Problem requirements
Make an exact copy of the entries below with the pictures removed.

+++

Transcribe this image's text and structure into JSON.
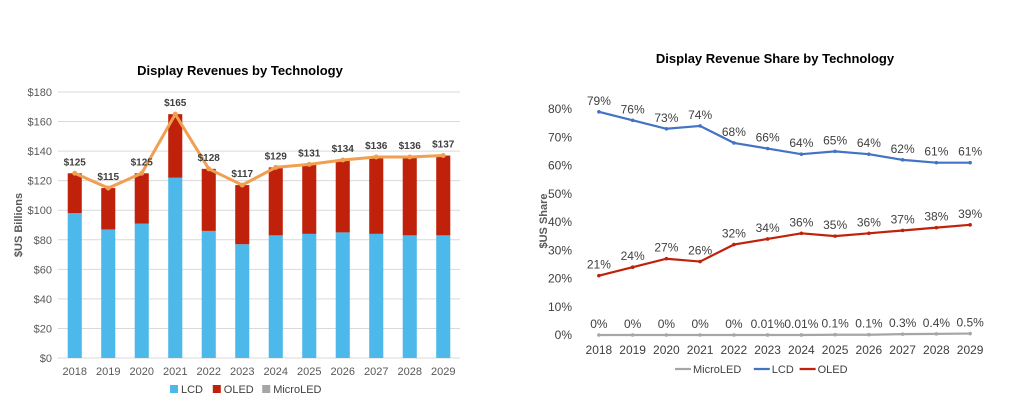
{
  "chart_data": [
    {
      "type": "bar",
      "stacked": true,
      "title": "Display Revenues by Technology",
      "ylabel": "$US Billions",
      "xlabel": "",
      "ylim": [
        0,
        180
      ],
      "ytick_step": 20,
      "ytick_labels": [
        "$0",
        "$20",
        "$40",
        "$60",
        "$80",
        "$100",
        "$120",
        "$140",
        "$160",
        "$180"
      ],
      "categories": [
        "2018",
        "2019",
        "2020",
        "2021",
        "2022",
        "2023",
        "2024",
        "2025",
        "2026",
        "2027",
        "2028",
        "2029"
      ],
      "series": [
        {
          "name": "LCD",
          "color": "#4db8ea",
          "values": [
            98,
            87,
            91,
            122,
            86,
            77,
            83,
            84,
            85,
            84,
            83,
            83
          ]
        },
        {
          "name": "OLED",
          "color": "#c0210a",
          "values": [
            27,
            28,
            34,
            43,
            42,
            40,
            46,
            47,
            49,
            52,
            53,
            54
          ]
        },
        {
          "name": "MicroLED",
          "color": "#a6a6a6",
          "values": [
            0,
            0,
            0,
            0,
            0,
            0,
            0,
            0,
            0,
            0,
            0,
            0
          ]
        }
      ],
      "total_line": {
        "color": "#f0a050",
        "values": [
          125,
          115,
          125,
          165,
          128,
          117,
          129,
          131,
          134,
          136,
          136,
          137
        ]
      },
      "total_labels": [
        "$125",
        "$115",
        "$125",
        "$165",
        "$128",
        "$117",
        "$129",
        "$131",
        "$134",
        "$136",
        "$136",
        "$137"
      ],
      "legend": {
        "position": "bottom",
        "entries": [
          "LCD",
          "OLED",
          "MicroLED"
        ]
      },
      "grid": true
    },
    {
      "type": "line",
      "title": "Display Revenue Share by Technology",
      "ylabel": "$US Share",
      "xlabel": "",
      "ylim": [
        0,
        80
      ],
      "ytick_step": 10,
      "ytick_labels": [
        "0%",
        "10%",
        "20%",
        "30%",
        "40%",
        "50%",
        "60%",
        "70%",
        "80%"
      ],
      "categories": [
        "2018",
        "2019",
        "2020",
        "2021",
        "2022",
        "2023",
        "2024",
        "2025",
        "2026",
        "2027",
        "2028",
        "2029"
      ],
      "series": [
        {
          "name": "MicroLED",
          "color": "#a6a6a6",
          "values": [
            0,
            0,
            0,
            0,
            0,
            0.01,
            0.01,
            0.1,
            0.1,
            0.3,
            0.4,
            0.5
          ],
          "labels": [
            "0%",
            "0%",
            "0%",
            "0%",
            "0%",
            "0.01%",
            "0.01%",
            "0.1%",
            "0.1%",
            "0.3%",
            "0.4%",
            "0.5%"
          ]
        },
        {
          "name": "LCD",
          "color": "#4472c4",
          "values": [
            79,
            76,
            73,
            74,
            68,
            66,
            64,
            65,
            64,
            62,
            61,
            61
          ],
          "labels": [
            "79%",
            "76%",
            "73%",
            "74%",
            "68%",
            "66%",
            "64%",
            "65%",
            "64%",
            "62%",
            "61%",
            "61%"
          ]
        },
        {
          "name": "OLED",
          "color": "#c0210a",
          "values": [
            21,
            24,
            27,
            26,
            32,
            34,
            36,
            35,
            36,
            37,
            38,
            39
          ],
          "labels": [
            "21%",
            "24%",
            "27%",
            "26%",
            "32%",
            "34%",
            "36%",
            "35%",
            "36%",
            "37%",
            "38%",
            "39%"
          ]
        }
      ],
      "legend": {
        "position": "bottom",
        "entries": [
          "MicroLED",
          "LCD",
          "OLED"
        ]
      },
      "grid": false
    }
  ]
}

+++

Result of the exercise
Transcribe this image's text and structure into JSON.
{
  "chart_data": [
    {
      "type": "bar",
      "stacked": true,
      "title": "Display Revenues by Technology",
      "ylabel": "$US Billions",
      "xlabel": "",
      "ylim": [
        0,
        180
      ],
      "ytick_step": 20,
      "ytick_labels": [
        "$0",
        "$20",
        "$40",
        "$60",
        "$80",
        "$100",
        "$120",
        "$140",
        "$160",
        "$180"
      ],
      "categories": [
        "2018",
        "2019",
        "2020",
        "2021",
        "2022",
        "2023",
        "2024",
        "2025",
        "2026",
        "2027",
        "2028",
        "2029"
      ],
      "series": [
        {
          "name": "LCD",
          "color": "#4db8ea",
          "values": [
            98,
            87,
            91,
            122,
            86,
            77,
            83,
            84,
            85,
            84,
            83,
            83
          ]
        },
        {
          "name": "OLED",
          "color": "#c0210a",
          "values": [
            27,
            28,
            34,
            43,
            42,
            40,
            46,
            47,
            49,
            52,
            53,
            54
          ]
        },
        {
          "name": "MicroLED",
          "color": "#a6a6a6",
          "values": [
            0,
            0,
            0,
            0,
            0,
            0,
            0,
            0,
            0,
            0,
            0,
            0
          ]
        }
      ],
      "total_line": {
        "color": "#f0a050",
        "values": [
          125,
          115,
          125,
          165,
          128,
          117,
          129,
          131,
          134,
          136,
          136,
          137
        ]
      },
      "total_labels": [
        "$125",
        "$115",
        "$125",
        "$165",
        "$128",
        "$117",
        "$129",
        "$131",
        "$134",
        "$136",
        "$136",
        "$137"
      ],
      "legend": {
        "position": "bottom",
        "entries": [
          "LCD",
          "OLED",
          "MicroLED"
        ]
      },
      "grid": true
    },
    {
      "type": "line",
      "title": "Display Revenue Share by Technology",
      "ylabel": "$US Share",
      "xlabel": "",
      "ylim": [
        0,
        80
      ],
      "ytick_step": 10,
      "ytick_labels": [
        "0%",
        "10%",
        "20%",
        "30%",
        "40%",
        "50%",
        "60%",
        "70%",
        "80%"
      ],
      "categories": [
        "2018",
        "2019",
        "2020",
        "2021",
        "2022",
        "2023",
        "2024",
        "2025",
        "2026",
        "2027",
        "2028",
        "2029"
      ],
      "series": [
        {
          "name": "MicroLED",
          "color": "#a6a6a6",
          "values": [
            0,
            0,
            0,
            0,
            0,
            0.01,
            0.01,
            0.1,
            0.1,
            0.3,
            0.4,
            0.5
          ],
          "labels": [
            "0%",
            "0%",
            "0%",
            "0%",
            "0%",
            "0.01%",
            "0.01%",
            "0.1%",
            "0.1%",
            "0.3%",
            "0.4%",
            "0.5%"
          ]
        },
        {
          "name": "LCD",
          "color": "#4472c4",
          "values": [
            79,
            76,
            73,
            74,
            68,
            66,
            64,
            65,
            64,
            62,
            61,
            61
          ],
          "labels": [
            "79%",
            "76%",
            "73%",
            "74%",
            "68%",
            "66%",
            "64%",
            "65%",
            "64%",
            "62%",
            "61%",
            "61%"
          ]
        },
        {
          "name": "OLED",
          "color": "#c0210a",
          "values": [
            21,
            24,
            27,
            26,
            32,
            34,
            36,
            35,
            36,
            37,
            38,
            39
          ],
          "labels": [
            "21%",
            "24%",
            "27%",
            "26%",
            "32%",
            "34%",
            "36%",
            "35%",
            "36%",
            "37%",
            "38%",
            "39%"
          ]
        }
      ],
      "legend": {
        "position": "bottom",
        "entries": [
          "MicroLED",
          "LCD",
          "OLED"
        ]
      },
      "grid": false
    }
  ]
}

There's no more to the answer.